Dataset rows about figures
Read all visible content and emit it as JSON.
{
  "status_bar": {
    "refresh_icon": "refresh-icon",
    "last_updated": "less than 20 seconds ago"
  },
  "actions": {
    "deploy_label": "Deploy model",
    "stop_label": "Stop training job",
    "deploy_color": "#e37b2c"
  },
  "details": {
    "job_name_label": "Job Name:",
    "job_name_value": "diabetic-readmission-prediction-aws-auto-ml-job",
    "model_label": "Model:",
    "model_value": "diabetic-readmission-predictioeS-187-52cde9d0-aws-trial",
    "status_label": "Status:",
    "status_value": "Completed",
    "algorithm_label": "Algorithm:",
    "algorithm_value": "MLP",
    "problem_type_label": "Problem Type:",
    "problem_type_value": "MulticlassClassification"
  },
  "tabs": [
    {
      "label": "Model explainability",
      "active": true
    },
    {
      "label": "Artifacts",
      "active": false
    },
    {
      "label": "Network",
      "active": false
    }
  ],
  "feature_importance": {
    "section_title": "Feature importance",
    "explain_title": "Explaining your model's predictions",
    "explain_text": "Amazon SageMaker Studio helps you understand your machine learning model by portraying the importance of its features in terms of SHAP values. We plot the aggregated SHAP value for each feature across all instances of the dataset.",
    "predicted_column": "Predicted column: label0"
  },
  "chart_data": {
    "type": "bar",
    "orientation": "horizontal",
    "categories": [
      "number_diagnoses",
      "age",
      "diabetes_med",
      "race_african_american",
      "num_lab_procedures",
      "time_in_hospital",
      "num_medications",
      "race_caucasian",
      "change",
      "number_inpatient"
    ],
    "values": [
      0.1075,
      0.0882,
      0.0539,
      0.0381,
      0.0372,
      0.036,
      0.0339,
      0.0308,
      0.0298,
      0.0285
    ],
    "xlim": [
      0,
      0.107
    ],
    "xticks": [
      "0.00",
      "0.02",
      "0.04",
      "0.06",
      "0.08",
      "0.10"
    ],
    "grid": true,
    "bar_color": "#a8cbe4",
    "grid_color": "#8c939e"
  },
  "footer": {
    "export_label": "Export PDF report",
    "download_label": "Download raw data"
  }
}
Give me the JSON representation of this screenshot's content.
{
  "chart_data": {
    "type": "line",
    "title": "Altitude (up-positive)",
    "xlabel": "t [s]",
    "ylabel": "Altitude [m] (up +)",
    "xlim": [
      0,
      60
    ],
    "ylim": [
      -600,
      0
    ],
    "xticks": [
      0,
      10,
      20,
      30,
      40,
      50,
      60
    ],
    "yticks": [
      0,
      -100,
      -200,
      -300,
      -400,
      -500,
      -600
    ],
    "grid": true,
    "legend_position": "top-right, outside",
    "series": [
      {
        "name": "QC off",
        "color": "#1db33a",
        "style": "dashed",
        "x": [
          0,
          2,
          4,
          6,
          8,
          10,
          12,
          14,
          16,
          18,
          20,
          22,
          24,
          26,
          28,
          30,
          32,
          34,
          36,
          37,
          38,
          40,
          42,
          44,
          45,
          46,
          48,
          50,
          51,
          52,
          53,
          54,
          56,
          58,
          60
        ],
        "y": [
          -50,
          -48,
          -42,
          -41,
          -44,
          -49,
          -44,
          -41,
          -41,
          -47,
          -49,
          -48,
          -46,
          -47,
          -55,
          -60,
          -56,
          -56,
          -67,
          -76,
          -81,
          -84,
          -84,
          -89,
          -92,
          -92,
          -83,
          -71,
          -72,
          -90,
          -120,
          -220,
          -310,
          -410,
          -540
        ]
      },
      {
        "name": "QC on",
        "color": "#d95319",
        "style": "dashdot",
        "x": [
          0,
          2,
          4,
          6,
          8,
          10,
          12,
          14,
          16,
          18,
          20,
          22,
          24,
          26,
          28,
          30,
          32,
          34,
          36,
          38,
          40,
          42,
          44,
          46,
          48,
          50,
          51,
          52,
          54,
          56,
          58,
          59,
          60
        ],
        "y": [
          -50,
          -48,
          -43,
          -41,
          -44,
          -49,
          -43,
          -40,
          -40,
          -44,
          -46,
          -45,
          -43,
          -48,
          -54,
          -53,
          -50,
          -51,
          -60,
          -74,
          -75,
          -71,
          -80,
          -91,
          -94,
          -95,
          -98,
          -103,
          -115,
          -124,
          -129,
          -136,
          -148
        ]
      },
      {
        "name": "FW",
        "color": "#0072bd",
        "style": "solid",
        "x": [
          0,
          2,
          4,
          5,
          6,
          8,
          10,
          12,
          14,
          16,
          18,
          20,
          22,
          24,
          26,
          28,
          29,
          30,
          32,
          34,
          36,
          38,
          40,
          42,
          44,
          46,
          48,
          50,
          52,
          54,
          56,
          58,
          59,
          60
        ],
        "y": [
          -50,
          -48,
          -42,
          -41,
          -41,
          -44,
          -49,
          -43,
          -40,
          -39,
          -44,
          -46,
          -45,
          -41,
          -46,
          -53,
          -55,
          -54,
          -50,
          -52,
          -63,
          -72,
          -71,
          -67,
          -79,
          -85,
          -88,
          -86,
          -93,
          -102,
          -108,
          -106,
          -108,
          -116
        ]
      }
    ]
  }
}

Written instruction: Extract the whole listing, character for character.

Response below:
Read all visible content and emit it as JSON.
{
  "status_bar": {
    "refresh_icon": "refresh-icon",
    "last_updated": "less than 20 seconds ago"
  },
  "actions": {
    "deploy_label": "Deploy model",
    "stop_label": "Stop training job",
    "deploy_color": "#e37b2c"
  },
  "details": {
    "job_name_label": "Job Name:",
    "job_name_value": "diabetic-readmission-prediction-aws-auto-ml-job",
    "model_label": "Model:",
    "model_value": "diabetic-readmission-predictioeS-187-52cde9d0-aws-trial",
    "status_label": "Status:",
    "status_value": "Completed",
    "algorithm_label": "Algorithm:",
    "algorithm_value": "MLP",
    "problem_type_label": "Problem Type:",
    "problem_type_value": "MulticlassClassification"
  },
  "tabs": [
    {
      "label": "Model explainability",
      "active": true
    },
    {
      "label": "Artifacts",
      "active": false
    },
    {
      "label": "Network",
      "active": false
    }
  ],
  "feature_importance": {
    "section_title": "Feature importance",
    "explain_title": "Explaining your model's predictions",
    "explain_text": "Amazon SageMaker Studio helps you understand your machine learning model by portraying the importance of its features in terms of SHAP values. We plot the aggregated SHAP value for each feature across all instances of the dataset.",
    "predicted_column": "Predicted column: label0"
  },
  "chart_data": {
    "type": "bar",
    "orientation": "horizontal",
    "categories": [
      "number_diagnoses",
      "age",
      "diabetes_med",
      "race_african_american",
      "num_lab_procedures",
      "time_in_hospital",
      "num_medications",
      "race_caucasian",
      "change",
      "number_inpatient"
    ],
    "values": [
      0.1075,
      0.0882,
      0.0539,
      0.0381,
      0.0372,
      0.036,
      0.0339,
      0.0308,
      0.0298,
      0.0285
    ],
    "xlim": [
      0,
      0.107
    ],
    "xticks": [
      "0.00",
      "0.02",
      "0.04",
      "0.06",
      "0.08",
      "0.10"
    ],
    "grid": true,
    "bar_color": "#a8cbe4",
    "grid_color": "#8c939e"
  },
  "footer": {
    "export_label": "Export PDF report",
    "download_label": "Download raw data"
  }
}
Give me the JSON representation of this screenshot's content.
{
  "chart_data": {
    "type": "line",
    "title": "Altitude (up-positive)",
    "xlabel": "t [s]",
    "ylabel": "Altitude [m] (up +)",
    "xlim": [
      0,
      60
    ],
    "ylim": [
      -600,
      0
    ],
    "xticks": [
      0,
      10,
      20,
      30,
      40,
      50,
      60
    ],
    "yticks": [
      0,
      -100,
      -200,
      -300,
      -400,
      -500,
      -600
    ],
    "grid": true,
    "legend_position": "top-right, outside",
    "series": [
      {
        "name": "QC off",
        "color": "#1db33a",
        "style": "dashed",
        "x": [
          0,
          2,
          4,
          6,
          8,
          10,
          12,
          14,
          16,
          18,
          20,
          22,
          24,
          26,
          28,
          30,
          32,
          34,
          36,
          37,
          38,
          40,
          42,
          44,
          45,
          46,
          48,
          50,
          51,
          52,
          53,
          54,
          56,
          58,
          60
        ],
        "y": [
          -50,
          -48,
          -42,
          -41,
          -44,
          -49,
          -44,
          -41,
          -41,
          -47,
          -49,
          -48,
          -46,
          -47,
          -55,
          -60,
          -56,
          -56,
          -67,
          -76,
          -81,
          -84,
          -84,
          -89,
          -92,
          -92,
          -83,
          -71,
          -72,
          -90,
          -120,
          -220,
          -310,
          -410,
          -540
        ]
      },
      {
        "name": "QC on",
        "color": "#d95319",
        "style": "dashdot",
        "x": [
          0,
          2,
          4,
          6,
          8,
          10,
          12,
          14,
          16,
          18,
          20,
          22,
          24,
          26,
          28,
          30,
          32,
          34,
          36,
          38,
          40,
          42,
          44,
          46,
          48,
          50,
          51,
          52,
          54,
          56,
          58,
          59,
          60
        ],
        "y": [
          -50,
          -48,
          -43,
          -41,
          -44,
          -49,
          -43,
          -40,
          -40,
          -44,
          -46,
          -45,
          -43,
          -48,
          -54,
          -53,
          -50,
          -51,
          -60,
          -74,
          -75,
          -71,
          -80,
          -91,
          -94,
          -95,
          -98,
          -103,
          -115,
          -124,
          -129,
          -136,
          -148
        ]
      },
      {
        "name": "FW",
        "color": "#0072bd",
        "style": "solid",
        "x": [
          0,
          2,
          4,
          5,
          6,
          8,
          10,
          12,
          14,
          16,
          18,
          20,
          22,
          24,
          26,
          28,
          29,
          30,
          32,
          34,
          36,
          38,
          40,
          42,
          44,
          46,
          48,
          50,
          52,
          54,
          56,
          58,
          59,
          60
        ],
        "y": [
          -50,
          -48,
          -42,
          -41,
          -41,
          -44,
          -49,
          -43,
          -40,
          -39,
          -44,
          -46,
          -45,
          -41,
          -46,
          -53,
          -55,
          -54,
          -50,
          -52,
          -63,
          -72,
          -71,
          -67,
          -79,
          -85,
          -88,
          -86,
          -93,
          -102,
          -108,
          -106,
          -108,
          -116
        ]
      }
    ]
  }
}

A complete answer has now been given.